• _Work to be completed_
Output the data word for word, dropping every image.

• _Supplied material_
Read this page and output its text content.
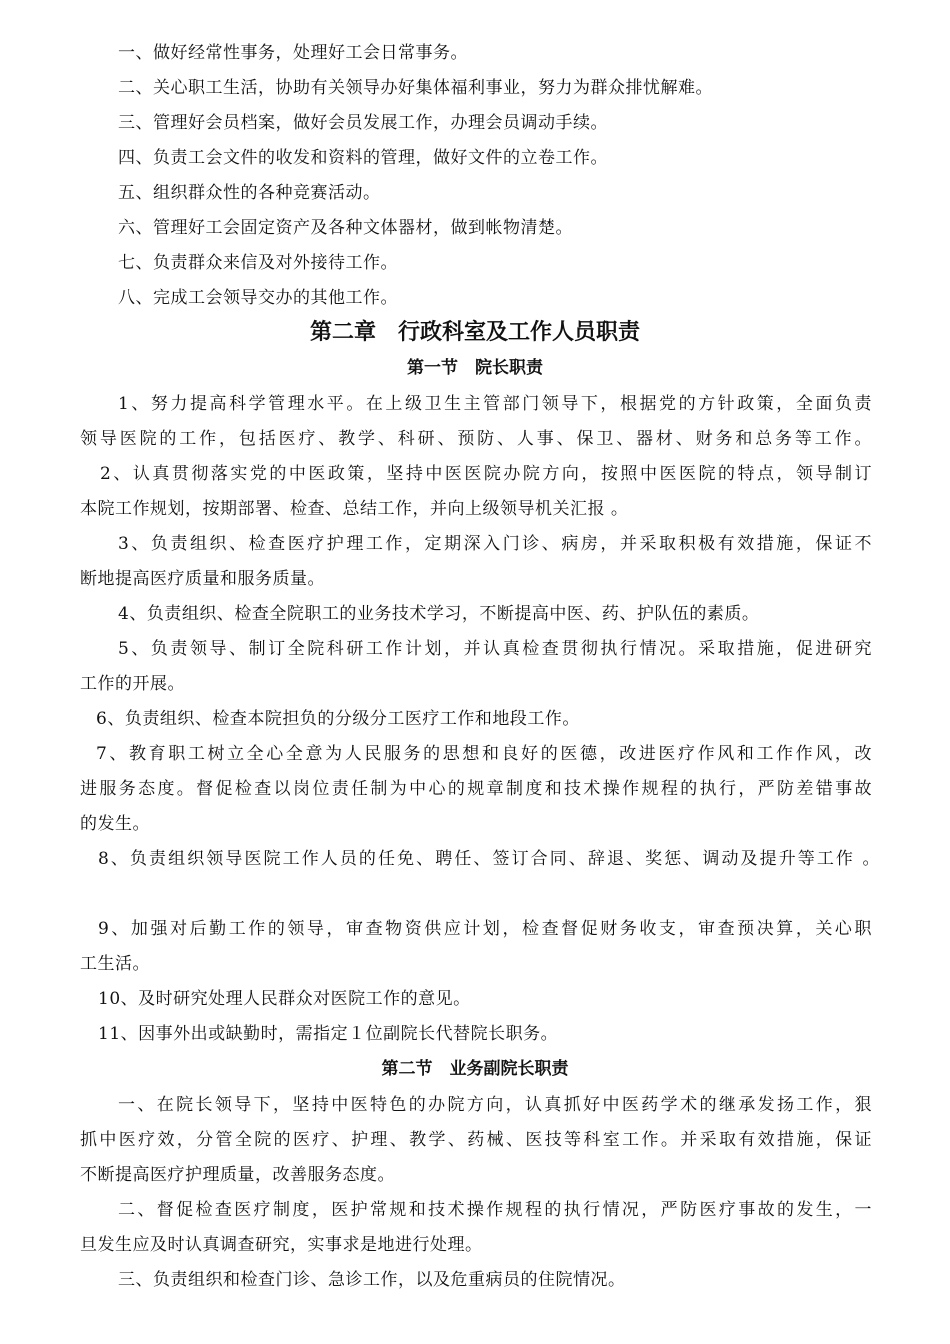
一、做好经常性事务，处理好工会日常事务。
二、关心职工生活，协助有关领导办好集体福利事业，努力为群众排忧解难。
三、管理好会员档案，做好会员发展工作，办理会员调动手续。
四、负责工会文件的收发和资料的管理，做好文件的立卷工作。
五、组织群众性的各种竞赛活动。
六、管理好工会固定资产及各种文体器材，做到帐物清楚。
七、负责群众来信及对外接待工作。
八、完成工会领导交办的其他工作。
第二章　行政科室及工作人员职责
第一节　院长职责
1、努力提高科学管理水平。在上级卫生主管部门领导下，根据党的方针政策，全面负责
领导医院的工作，包括医疗、教学、科研、预防、人事、保卫、器材、财务和总务等工作。
2、认真贯彻落实党的中医政策，坚持中医医院办院方向，按照中医医院的特点，领导制订
本院工作规划，按期部署、检查、总结工作，并向上级领导机关汇报 。
3、负责组织、检查医疗护理工作，定期深入门诊、病房，并采取积极有效措施，保证不
断地提高医疗质量和服务质量。
4、负责组织、检查全院职工的业务技术学习，不断提高中医、药、护队伍的素质。
5、负责领导、制订全院科研工作计划，并认真检查贯彻执行情况。采取措施，促进研究
工作的开展。
6、负责组织、检查本院担负的分级分工医疗工作和地段工作。
7、教育职工树立全心全意为人民服务的思想和良好的医德，改进医疗作风和工作作风，改
进服务态度。督促检查以岗位责任制为中心的规章制度和技术操作规程的执行，严防差错事故
的发生。
8、负责组织领导医院工作人员的任免、聘任、签订合同、辞退、奖惩、调动及提升等工作 。
9、加强对后勤工作的领导，审查物资供应计划，检查督促财务收支，审查预决算，关心职
工生活。
10、及时研究处理人民群众对医院工作的意见。
11、因事外出或缺勤时，需指定１位副院长代替院长职务。
第二节　业务副院长职责
一、在院长领导下，坚持中医特色的办院方向，认真抓好中医药学术的继承发扬工作，狠
抓中医疗效，分管全院的医疗、护理、教学、药械、医技等科室工作。并采取有效措施，保证
不断提高医疗护理质量，改善服务态度。
二、督促检查医疗制度，医护常规和技术操作规程的执行情况，严防医疗事故的发生，一
旦发生应及时认真调查研究，实事求是地进行处理。
三、负责组织和检查门诊、急诊工作，以及危重病员的住院情况。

• _Right answer_
Read this page and output its text content.
一、做好经常性事务，处理好工会日常事务。
二、关心职工生活，协助有关领导办好集体福利事业，努力为群众排忧解难。
三、管理好会员档案，做好会员发展工作，办理会员调动手续。
四、负责工会文件的收发和资料的管理，做好文件的立卷工作。
五、组织群众性的各种竞赛活动。
六、管理好工会固定资产及各种文体器材，做到帐物清楚。
七、负责群众来信及对外接待工作。
八、完成工会领导交办的其他工作。
第二章　行政科室及工作人员职责
第一节　院长职责
1、努力提高科学管理水平。在上级卫生主管部门领导下，根据党的方针政策，全面负责
领导医院的工作，包括医疗、教学、科研、预防、人事、保卫、器材、财务和总务等工作。
2、认真贯彻落实党的中医政策，坚持中医医院办院方向，按照中医医院的特点，领导制订
本院工作规划，按期部署、检查、总结工作，并向上级领导机关汇报 。
3、负责组织、检查医疗护理工作，定期深入门诊、病房，并采取积极有效措施，保证不
断地提高医疗质量和服务质量。
4、负责组织、检查全院职工的业务技术学习，不断提高中医、药、护队伍的素质。
5、负责领导、制订全院科研工作计划，并认真检查贯彻执行情况。采取措施，促进研究
工作的开展。
6、负责组织、检查本院担负的分级分工医疗工作和地段工作。
7、教育职工树立全心全意为人民服务的思想和良好的医德，改进医疗作风和工作作风，改
进服务态度。督促检查以岗位责任制为中心的规章制度和技术操作规程的执行，严防差错事故
的发生。
8、负责组织领导医院工作人员的任免、聘任、签订合同、辞退、奖惩、调动及提升等工作 。
9、加强对后勤工作的领导，审查物资供应计划，检查督促财务收支，审查预决算，关心职
工生活。
10、及时研究处理人民群众对医院工作的意见。
11、因事外出或缺勤时，需指定１位副院长代替院长职务。
第二节　业务副院长职责
一、在院长领导下，坚持中医特色的办院方向，认真抓好中医药学术的继承发扬工作，狠
抓中医疗效，分管全院的医疗、护理、教学、药械、医技等科室工作。并采取有效措施，保证
不断提高医疗护理质量，改善服务态度。
二、督促检查医疗制度，医护常规和技术操作规程的执行情况，严防医疗事故的发生，一
旦发生应及时认真调查研究，实事求是地进行处理。
三、负责组织和检查门诊、急诊工作，以及危重病员的住院情况。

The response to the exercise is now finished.